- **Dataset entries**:
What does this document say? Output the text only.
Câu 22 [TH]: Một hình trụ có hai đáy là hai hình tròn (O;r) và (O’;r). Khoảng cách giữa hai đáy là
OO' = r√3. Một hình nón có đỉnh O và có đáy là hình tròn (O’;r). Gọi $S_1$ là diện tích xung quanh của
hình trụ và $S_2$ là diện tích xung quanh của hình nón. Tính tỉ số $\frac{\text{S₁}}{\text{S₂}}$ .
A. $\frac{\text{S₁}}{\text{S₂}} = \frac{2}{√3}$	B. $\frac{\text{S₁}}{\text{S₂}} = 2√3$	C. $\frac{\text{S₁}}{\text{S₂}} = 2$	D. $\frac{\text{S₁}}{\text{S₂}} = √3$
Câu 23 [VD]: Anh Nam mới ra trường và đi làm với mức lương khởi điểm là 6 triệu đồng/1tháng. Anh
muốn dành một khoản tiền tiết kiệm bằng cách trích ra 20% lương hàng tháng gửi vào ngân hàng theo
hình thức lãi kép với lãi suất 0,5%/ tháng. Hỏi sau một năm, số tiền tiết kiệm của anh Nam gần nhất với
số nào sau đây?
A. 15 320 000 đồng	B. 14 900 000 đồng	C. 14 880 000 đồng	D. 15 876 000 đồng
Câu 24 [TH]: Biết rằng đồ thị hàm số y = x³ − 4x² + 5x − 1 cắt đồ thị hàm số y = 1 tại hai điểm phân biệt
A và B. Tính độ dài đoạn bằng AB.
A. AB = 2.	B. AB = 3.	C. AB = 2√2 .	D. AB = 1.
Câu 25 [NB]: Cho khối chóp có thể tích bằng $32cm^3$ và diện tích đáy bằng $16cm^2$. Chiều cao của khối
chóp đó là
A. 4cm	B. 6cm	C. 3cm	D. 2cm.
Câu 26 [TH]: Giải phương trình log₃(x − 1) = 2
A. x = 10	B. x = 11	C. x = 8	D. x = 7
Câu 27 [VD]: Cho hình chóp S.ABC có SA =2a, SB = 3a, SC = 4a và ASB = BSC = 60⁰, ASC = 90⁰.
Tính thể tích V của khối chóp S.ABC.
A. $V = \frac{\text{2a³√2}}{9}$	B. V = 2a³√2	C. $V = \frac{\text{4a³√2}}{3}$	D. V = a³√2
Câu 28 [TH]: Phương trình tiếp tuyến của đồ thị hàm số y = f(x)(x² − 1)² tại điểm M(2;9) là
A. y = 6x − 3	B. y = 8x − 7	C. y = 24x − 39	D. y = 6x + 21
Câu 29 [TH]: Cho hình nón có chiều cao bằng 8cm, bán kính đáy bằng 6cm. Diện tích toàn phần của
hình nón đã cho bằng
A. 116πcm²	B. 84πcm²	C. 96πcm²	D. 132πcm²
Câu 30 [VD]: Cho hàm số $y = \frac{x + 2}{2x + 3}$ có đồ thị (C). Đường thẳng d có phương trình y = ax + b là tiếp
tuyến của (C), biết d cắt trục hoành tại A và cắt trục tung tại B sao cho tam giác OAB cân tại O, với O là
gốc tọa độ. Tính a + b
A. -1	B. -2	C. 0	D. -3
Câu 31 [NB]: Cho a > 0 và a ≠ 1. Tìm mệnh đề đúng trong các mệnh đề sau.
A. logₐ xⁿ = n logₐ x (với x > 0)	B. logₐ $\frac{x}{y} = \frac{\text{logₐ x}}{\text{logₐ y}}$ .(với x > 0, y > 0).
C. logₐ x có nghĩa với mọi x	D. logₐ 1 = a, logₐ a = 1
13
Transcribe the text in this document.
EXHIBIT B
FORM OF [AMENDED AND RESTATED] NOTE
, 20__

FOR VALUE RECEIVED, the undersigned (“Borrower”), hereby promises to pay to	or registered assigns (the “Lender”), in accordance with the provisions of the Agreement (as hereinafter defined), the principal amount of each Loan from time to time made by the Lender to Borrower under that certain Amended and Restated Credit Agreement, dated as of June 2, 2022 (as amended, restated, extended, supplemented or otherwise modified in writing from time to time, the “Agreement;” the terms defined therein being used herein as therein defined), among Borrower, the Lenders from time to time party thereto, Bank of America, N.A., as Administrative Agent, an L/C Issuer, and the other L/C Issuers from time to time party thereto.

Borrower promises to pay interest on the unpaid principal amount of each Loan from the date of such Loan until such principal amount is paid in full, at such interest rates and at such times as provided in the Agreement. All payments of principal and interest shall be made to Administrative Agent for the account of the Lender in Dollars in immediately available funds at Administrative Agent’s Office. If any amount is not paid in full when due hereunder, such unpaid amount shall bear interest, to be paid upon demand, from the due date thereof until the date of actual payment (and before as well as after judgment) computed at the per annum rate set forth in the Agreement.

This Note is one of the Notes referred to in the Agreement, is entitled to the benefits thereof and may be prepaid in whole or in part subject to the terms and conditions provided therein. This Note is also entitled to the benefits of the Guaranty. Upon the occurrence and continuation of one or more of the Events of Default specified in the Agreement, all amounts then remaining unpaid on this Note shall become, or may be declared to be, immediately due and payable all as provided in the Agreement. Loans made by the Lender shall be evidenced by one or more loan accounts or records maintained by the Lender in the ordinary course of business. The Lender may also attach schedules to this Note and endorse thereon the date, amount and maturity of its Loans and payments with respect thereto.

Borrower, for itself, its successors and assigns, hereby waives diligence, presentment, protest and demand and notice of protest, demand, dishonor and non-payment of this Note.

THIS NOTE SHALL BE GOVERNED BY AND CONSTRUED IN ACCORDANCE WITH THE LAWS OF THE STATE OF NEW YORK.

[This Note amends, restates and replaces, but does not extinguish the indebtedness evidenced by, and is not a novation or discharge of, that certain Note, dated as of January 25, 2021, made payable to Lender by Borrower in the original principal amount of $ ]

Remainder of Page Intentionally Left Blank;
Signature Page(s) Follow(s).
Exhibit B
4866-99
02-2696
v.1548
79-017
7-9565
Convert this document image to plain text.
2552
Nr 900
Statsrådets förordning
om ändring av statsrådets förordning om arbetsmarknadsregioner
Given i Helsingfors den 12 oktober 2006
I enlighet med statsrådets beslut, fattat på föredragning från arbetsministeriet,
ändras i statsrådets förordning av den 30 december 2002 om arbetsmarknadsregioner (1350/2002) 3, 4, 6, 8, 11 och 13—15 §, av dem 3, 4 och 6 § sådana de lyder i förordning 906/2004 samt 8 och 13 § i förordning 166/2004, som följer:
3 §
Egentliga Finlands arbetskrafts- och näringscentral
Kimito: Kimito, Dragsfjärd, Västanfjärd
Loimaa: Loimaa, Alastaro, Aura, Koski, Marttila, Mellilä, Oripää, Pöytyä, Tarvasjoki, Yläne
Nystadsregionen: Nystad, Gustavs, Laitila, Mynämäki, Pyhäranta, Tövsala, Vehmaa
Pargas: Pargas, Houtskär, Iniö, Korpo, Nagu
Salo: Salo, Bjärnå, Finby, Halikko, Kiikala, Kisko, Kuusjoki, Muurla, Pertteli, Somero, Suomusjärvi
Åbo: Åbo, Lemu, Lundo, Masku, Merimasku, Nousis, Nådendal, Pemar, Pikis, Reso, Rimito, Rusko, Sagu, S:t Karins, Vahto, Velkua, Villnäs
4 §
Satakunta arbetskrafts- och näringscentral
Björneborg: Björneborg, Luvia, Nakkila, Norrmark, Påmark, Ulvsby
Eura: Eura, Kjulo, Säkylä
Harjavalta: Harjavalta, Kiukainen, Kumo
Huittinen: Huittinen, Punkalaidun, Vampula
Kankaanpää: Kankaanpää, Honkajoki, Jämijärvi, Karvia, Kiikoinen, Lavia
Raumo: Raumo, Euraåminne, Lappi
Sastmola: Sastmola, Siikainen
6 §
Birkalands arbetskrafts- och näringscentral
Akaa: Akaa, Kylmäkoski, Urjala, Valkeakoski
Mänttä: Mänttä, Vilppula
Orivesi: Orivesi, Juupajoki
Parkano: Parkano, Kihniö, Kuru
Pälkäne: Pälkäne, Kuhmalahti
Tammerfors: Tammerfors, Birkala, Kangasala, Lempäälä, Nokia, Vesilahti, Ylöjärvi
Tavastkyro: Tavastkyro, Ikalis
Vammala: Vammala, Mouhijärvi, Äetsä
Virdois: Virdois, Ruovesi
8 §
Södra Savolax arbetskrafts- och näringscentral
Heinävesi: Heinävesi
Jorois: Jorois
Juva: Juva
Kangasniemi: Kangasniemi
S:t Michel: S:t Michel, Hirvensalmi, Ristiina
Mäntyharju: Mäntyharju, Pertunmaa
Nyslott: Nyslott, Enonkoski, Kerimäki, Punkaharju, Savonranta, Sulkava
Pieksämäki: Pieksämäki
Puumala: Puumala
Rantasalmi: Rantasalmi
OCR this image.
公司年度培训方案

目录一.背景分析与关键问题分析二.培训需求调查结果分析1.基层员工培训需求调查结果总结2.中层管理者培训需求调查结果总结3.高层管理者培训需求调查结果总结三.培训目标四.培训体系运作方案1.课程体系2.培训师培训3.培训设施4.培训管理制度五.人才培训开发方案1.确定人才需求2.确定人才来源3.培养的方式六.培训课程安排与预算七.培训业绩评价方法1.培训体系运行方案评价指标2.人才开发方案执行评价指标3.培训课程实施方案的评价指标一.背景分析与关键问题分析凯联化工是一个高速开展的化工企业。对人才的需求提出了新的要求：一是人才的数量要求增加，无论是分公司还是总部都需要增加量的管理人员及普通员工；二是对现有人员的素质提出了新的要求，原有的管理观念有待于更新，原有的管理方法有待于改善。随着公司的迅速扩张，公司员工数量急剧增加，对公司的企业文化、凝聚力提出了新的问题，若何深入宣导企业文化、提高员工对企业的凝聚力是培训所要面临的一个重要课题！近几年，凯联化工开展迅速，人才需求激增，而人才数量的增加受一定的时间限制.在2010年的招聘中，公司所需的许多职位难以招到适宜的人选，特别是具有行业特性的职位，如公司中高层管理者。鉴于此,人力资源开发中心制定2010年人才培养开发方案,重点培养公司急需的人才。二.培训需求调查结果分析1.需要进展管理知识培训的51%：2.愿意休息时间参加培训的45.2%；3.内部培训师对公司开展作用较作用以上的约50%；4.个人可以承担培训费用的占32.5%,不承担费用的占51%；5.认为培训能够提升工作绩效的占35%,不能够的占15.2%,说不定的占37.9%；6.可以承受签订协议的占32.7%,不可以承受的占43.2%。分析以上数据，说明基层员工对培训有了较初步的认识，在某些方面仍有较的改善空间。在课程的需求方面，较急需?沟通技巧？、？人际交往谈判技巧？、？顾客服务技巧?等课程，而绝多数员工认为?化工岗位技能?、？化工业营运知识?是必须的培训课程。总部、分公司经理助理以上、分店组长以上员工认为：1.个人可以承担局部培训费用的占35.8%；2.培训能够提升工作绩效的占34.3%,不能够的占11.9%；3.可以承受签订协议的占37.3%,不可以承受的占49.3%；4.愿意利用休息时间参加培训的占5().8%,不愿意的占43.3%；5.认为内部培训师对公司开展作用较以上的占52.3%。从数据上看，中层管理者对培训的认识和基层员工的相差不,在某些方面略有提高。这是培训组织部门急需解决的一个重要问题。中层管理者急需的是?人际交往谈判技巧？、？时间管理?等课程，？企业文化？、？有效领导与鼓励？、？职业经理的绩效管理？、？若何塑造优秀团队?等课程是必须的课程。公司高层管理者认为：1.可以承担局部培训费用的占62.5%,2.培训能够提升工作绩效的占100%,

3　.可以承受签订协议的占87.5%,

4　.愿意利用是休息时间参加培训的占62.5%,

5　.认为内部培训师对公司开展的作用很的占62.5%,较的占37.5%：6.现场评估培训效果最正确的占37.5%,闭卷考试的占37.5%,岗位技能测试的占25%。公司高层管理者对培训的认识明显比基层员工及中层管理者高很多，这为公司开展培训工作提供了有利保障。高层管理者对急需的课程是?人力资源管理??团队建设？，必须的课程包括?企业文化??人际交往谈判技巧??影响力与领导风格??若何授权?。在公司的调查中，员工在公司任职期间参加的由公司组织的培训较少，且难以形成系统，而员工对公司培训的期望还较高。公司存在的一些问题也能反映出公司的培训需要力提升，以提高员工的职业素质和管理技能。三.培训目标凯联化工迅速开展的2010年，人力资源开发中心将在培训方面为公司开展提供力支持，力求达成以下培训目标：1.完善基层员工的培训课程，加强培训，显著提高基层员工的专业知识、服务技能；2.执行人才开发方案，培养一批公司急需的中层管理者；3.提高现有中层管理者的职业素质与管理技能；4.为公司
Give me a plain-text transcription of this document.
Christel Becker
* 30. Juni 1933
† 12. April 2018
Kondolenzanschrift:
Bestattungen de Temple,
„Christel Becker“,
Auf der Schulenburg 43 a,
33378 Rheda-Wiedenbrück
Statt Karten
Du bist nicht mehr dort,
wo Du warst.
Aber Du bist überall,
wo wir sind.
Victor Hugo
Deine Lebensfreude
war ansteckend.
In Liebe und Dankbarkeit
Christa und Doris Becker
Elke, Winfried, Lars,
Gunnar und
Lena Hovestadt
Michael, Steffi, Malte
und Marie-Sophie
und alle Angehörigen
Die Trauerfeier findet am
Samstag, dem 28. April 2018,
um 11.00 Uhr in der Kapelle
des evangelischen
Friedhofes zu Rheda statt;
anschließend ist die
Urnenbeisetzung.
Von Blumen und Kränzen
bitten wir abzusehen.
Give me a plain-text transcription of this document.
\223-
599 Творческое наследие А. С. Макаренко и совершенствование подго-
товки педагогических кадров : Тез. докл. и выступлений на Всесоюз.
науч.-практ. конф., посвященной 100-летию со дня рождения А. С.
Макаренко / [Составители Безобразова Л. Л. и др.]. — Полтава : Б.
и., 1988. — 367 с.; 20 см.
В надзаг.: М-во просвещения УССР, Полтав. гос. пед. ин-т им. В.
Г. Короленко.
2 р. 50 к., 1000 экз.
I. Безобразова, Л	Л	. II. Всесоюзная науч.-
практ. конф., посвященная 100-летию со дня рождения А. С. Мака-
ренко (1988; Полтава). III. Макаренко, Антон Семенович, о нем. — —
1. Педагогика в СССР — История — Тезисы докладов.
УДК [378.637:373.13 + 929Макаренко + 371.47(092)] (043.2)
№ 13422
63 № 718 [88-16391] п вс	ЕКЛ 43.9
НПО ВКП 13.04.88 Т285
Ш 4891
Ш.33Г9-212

- **EXERCISE PROMPT**:
Copy every line that includes the string "document" from the material above.

- **WRITTEN SOLUTION**:
What does this document say? Output the text only.
Transcribe the text in this document.
Convert this document image to plain text.
Give me a plain-text transcription of this document.
Give me a plain-text transcription of this document.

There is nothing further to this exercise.